--- Begin Data for processing ---

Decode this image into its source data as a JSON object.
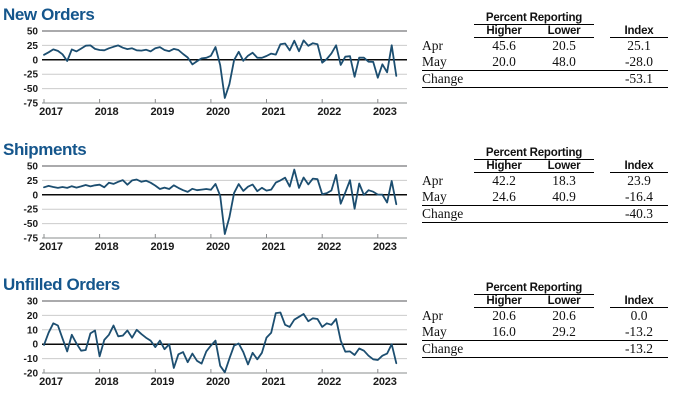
{
  "colors": {
    "title_blue": "#15568c",
    "line_blue": "#1c4e70"
  },
  "tables": [
    {
      "group_header": "Percent Reporting",
      "columns": {
        "higher": "Higher",
        "lower": "Lower",
        "index": "Index"
      },
      "rows": [
        {
          "label": "Apr",
          "higher": "45.6",
          "lower": "20.5",
          "index": "25.1"
        },
        {
          "label": "May",
          "higher": "20.0",
          "lower": "48.0",
          "index": "-28.0"
        },
        {
          "label": "Change",
          "higher": "",
          "lower": "",
          "index": "-53.1"
        }
      ]
    },
    {
      "group_header": "Percent Reporting",
      "columns": {
        "higher": "Higher",
        "lower": "Lower",
        "index": "Index"
      },
      "rows": [
        {
          "label": "Apr",
          "higher": "42.2",
          "lower": "18.3",
          "index": "23.9"
        },
        {
          "label": "May",
          "higher": "24.6",
          "lower": "40.9",
          "index": "-16.4"
        },
        {
          "label": "Change",
          "higher": "",
          "lower": "",
          "index": "-40.3"
        }
      ]
    },
    {
      "group_header": "Percent Reporting",
      "columns": {
        "higher": "Higher",
        "lower": "Lower",
        "index": "Index"
      },
      "rows": [
        {
          "label": "Apr",
          "higher": "20.6",
          "lower": "20.6",
          "index": "0.0"
        },
        {
          "label": "May",
          "higher": "16.0",
          "lower": "29.2",
          "index": "-13.2"
        },
        {
          "label": "Change",
          "higher": "",
          "lower": "",
          "index": "-13.2"
        }
      ]
    }
  ],
  "chart_data": [
    {
      "type": "line",
      "title": "New Orders",
      "x_start": "2017-01",
      "x_end": "2023-05",
      "x_tick_labels": [
        "2017",
        "2018",
        "2019",
        "2020",
        "2021",
        "2022",
        "2023"
      ],
      "y_ticks": [
        50,
        25,
        0,
        -25,
        -50,
        -75
      ],
      "ylim": [
        -75,
        50
      ],
      "grid": true,
      "legend": "none",
      "line_color": "#1c4e70",
      "values": [
        8.7,
        13.0,
        18.0,
        15.5,
        9.5,
        -2.0,
        18.0,
        14.5,
        19.5,
        24.5,
        25.0,
        19.0,
        17.0,
        16.5,
        20.0,
        22.5,
        25.0,
        21.0,
        18.5,
        20.0,
        16.5,
        16.0,
        17.5,
        14.5,
        20.0,
        22.0,
        17.0,
        15.0,
        19.0,
        17.0,
        10.0,
        4.0,
        -8.0,
        -2.5,
        2.5,
        3.5,
        7.0,
        22.1,
        -9.3,
        -66.3,
        -42.4,
        -0.6,
        13.9,
        -1.7,
        7.1,
        12.3,
        3.7,
        3.4,
        6.6,
        10.8,
        9.1,
        26.9,
        28.3,
        16.3,
        33.2,
        14.8,
        33.7,
        24.3,
        28.8,
        27.1,
        -5.0,
        1.4,
        11.1,
        25.1,
        -8.8,
        5.3,
        6.2,
        -29.6,
        3.7,
        3.7,
        -3.3,
        -3.6,
        -31.1,
        -7.8,
        -21.7,
        25.1,
        -28.0
      ]
    },
    {
      "type": "line",
      "title": "Shipments",
      "x_start": "2017-01",
      "x_end": "2023-05",
      "x_tick_labels": [
        "2017",
        "2018",
        "2019",
        "2020",
        "2021",
        "2022",
        "2023"
      ],
      "y_ticks": [
        50,
        25,
        0,
        -25,
        -50,
        -75
      ],
      "ylim": [
        -75,
        50
      ],
      "grid": true,
      "legend": "none",
      "line_color": "#1c4e70",
      "values": [
        13.0,
        15.5,
        13.5,
        12.0,
        13.5,
        12.0,
        15.0,
        12.5,
        14.5,
        17.0,
        14.5,
        16.5,
        17.5,
        13.0,
        21.0,
        19.0,
        22.5,
        25.5,
        17.5,
        25.0,
        26.5,
        22.5,
        24.5,
        21.0,
        16.0,
        10.0,
        12.5,
        10.0,
        16.5,
        12.0,
        8.0,
        5.0,
        10.5,
        8.0,
        9.0,
        10.0,
        8.6,
        18.9,
        -1.7,
        -68.1,
        -39.0,
        3.3,
        18.5,
        6.7,
        14.1,
        17.8,
        6.3,
        12.1,
        7.3,
        9.0,
        21.1,
        25.0,
        29.7,
        14.2,
        43.8,
        12.0,
        30.0,
        18.0,
        28.2,
        27.1,
        1.0,
        2.9,
        7.4,
        34.5,
        -15.4,
        4.0,
        25.3,
        -24.1,
        19.6,
        -0.3,
        8.0,
        5.3,
        0.3,
        0.1,
        -13.4,
        23.9,
        -16.4
      ]
    },
    {
      "type": "line",
      "title": "Unfilled Orders",
      "x_start": "2017-01",
      "x_end": "2023-05",
      "x_tick_labels": [
        "2017",
        "2018",
        "2019",
        "2020",
        "2021",
        "2022",
        "2023"
      ],
      "y_ticks": [
        30,
        20,
        10,
        0,
        -10,
        -20
      ],
      "ylim": [
        -20,
        30
      ],
      "grid": true,
      "legend": "none",
      "line_color": "#1c4e70",
      "values": [
        -0.5,
        8.0,
        14.5,
        13.0,
        4.0,
        -5.0,
        6.5,
        0.5,
        -4.5,
        -4.0,
        7.5,
        9.5,
        -8.5,
        3.0,
        6.5,
        13.0,
        5.5,
        6.0,
        9.5,
        4.5,
        10.0,
        7.0,
        4.5,
        2.5,
        -2.0,
        2.5,
        -3.5,
        0.0,
        -16.5,
        -7.0,
        -5.5,
        -12.5,
        -6.5,
        -11.5,
        -13.5,
        -5.0,
        -1.0,
        2.5,
        -15.0,
        -19.5,
        -10.0,
        -1.0,
        0.5,
        -5.5,
        -14.0,
        -6.0,
        -10.5,
        -6.0,
        4.6,
        8.0,
        21.6,
        22.0,
        13.5,
        12.0,
        17.0,
        19.0,
        21.0,
        16.0,
        18.0,
        17.5,
        12.0,
        14.5,
        13.5,
        17.5,
        2.5,
        -5.2,
        -5.0,
        -7.5,
        -3.0,
        -4.5,
        -8.0,
        -10.5,
        -11.0,
        -8.0,
        -6.5,
        0.0,
        -13.2
      ]
    }
  ]
}
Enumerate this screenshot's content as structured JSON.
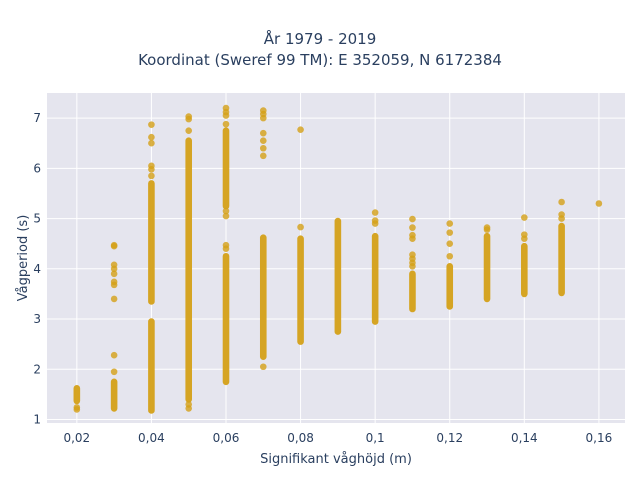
{
  "chart_data": {
    "type": "scatter",
    "title": "År 1979 - 2019",
    "subtitle": "Koordinat (Sweref 99 TM): E 352059, N 6172384",
    "xlabel": "Signifikant våghöjd (m)",
    "ylabel": "Vågperiod (s)",
    "xlim": [
      0.012,
      0.167
    ],
    "ylim": [
      0.93,
      7.5
    ],
    "xticks": [
      {
        "value": 0.02,
        "label": "0,02"
      },
      {
        "value": 0.04,
        "label": "0,04"
      },
      {
        "value": 0.06,
        "label": "0,06"
      },
      {
        "value": 0.08,
        "label": "0,08"
      },
      {
        "value": 0.1,
        "label": "0,1"
      },
      {
        "value": 0.12,
        "label": "0,12"
      },
      {
        "value": 0.14,
        "label": "0,14"
      },
      {
        "value": 0.16,
        "label": "0,16"
      }
    ],
    "yticks": [
      {
        "value": 1,
        "label": "1"
      },
      {
        "value": 2,
        "label": "2"
      },
      {
        "value": 3,
        "label": "3"
      },
      {
        "value": 4,
        "label": "4"
      },
      {
        "value": 5,
        "label": "5"
      },
      {
        "value": 6,
        "label": "6"
      },
      {
        "value": 7,
        "label": "7"
      }
    ],
    "grid": true,
    "marker_color": "#d4a017",
    "plot_background": "#e5e5ee",
    "series": [
      {
        "x": 0.02,
        "ranges": [
          [
            1.37,
            1.62
          ]
        ],
        "points": [
          1.2,
          1.24
        ]
      },
      {
        "x": 0.03,
        "ranges": [
          [
            1.22,
            1.75
          ]
        ],
        "points": [
          1.95,
          2.28,
          3.4,
          3.68,
          3.74,
          3.9,
          4.0,
          4.08,
          4.45,
          4.47
        ]
      },
      {
        "x": 0.04,
        "ranges": [
          [
            1.18,
            2.95
          ],
          [
            3.35,
            5.7
          ]
        ],
        "points": [
          5.85,
          5.98,
          6.05,
          6.5,
          6.62,
          6.87
        ]
      },
      {
        "x": 0.05,
        "ranges": [
          [
            1.4,
            6.55
          ]
        ],
        "points": [
          1.22,
          1.3,
          6.75,
          6.98,
          7.03
        ]
      },
      {
        "x": 0.06,
        "ranges": [
          [
            1.75,
            4.25
          ],
          [
            5.25,
            6.75
          ]
        ],
        "points": [
          4.4,
          4.47,
          5.05,
          5.15,
          6.88,
          7.05,
          7.12,
          7.2
        ]
      },
      {
        "x": 0.07,
        "ranges": [
          [
            2.25,
            4.62
          ]
        ],
        "points": [
          2.05,
          6.25,
          6.4,
          6.55,
          6.7,
          7.0,
          7.08,
          7.15
        ]
      },
      {
        "x": 0.08,
        "ranges": [
          [
            2.55,
            4.6
          ]
        ],
        "points": [
          4.83,
          6.77
        ]
      },
      {
        "x": 0.09,
        "ranges": [
          [
            2.75,
            4.95
          ]
        ],
        "points": []
      },
      {
        "x": 0.1,
        "ranges": [
          [
            2.95,
            4.65
          ]
        ],
        "points": [
          4.9,
          4.96,
          5.12
        ]
      },
      {
        "x": 0.11,
        "ranges": [
          [
            3.2,
            3.9
          ]
        ],
        "points": [
          4.05,
          4.12,
          4.2,
          4.28,
          4.6,
          4.67,
          4.82,
          4.99
        ]
      },
      {
        "x": 0.12,
        "ranges": [
          [
            3.25,
            4.05
          ]
        ],
        "points": [
          4.25,
          4.5,
          4.72,
          4.9
        ]
      },
      {
        "x": 0.13,
        "ranges": [
          [
            3.4,
            4.65
          ]
        ],
        "points": [
          4.78,
          4.82
        ]
      },
      {
        "x": 0.14,
        "ranges": [
          [
            3.5,
            4.45
          ]
        ],
        "points": [
          4.6,
          4.68,
          5.02
        ]
      },
      {
        "x": 0.15,
        "ranges": [
          [
            3.52,
            4.85
          ]
        ],
        "points": [
          5.0,
          5.08,
          5.33
        ]
      },
      {
        "x": 0.16,
        "ranges": [],
        "points": [
          5.3
        ]
      }
    ]
  }
}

--- End Data for processing ---

**Exercise**
Return every line above that contains the word "Orders".

**Final answer**
      "title": "New Orders",
      "title": "Unfilled Orders",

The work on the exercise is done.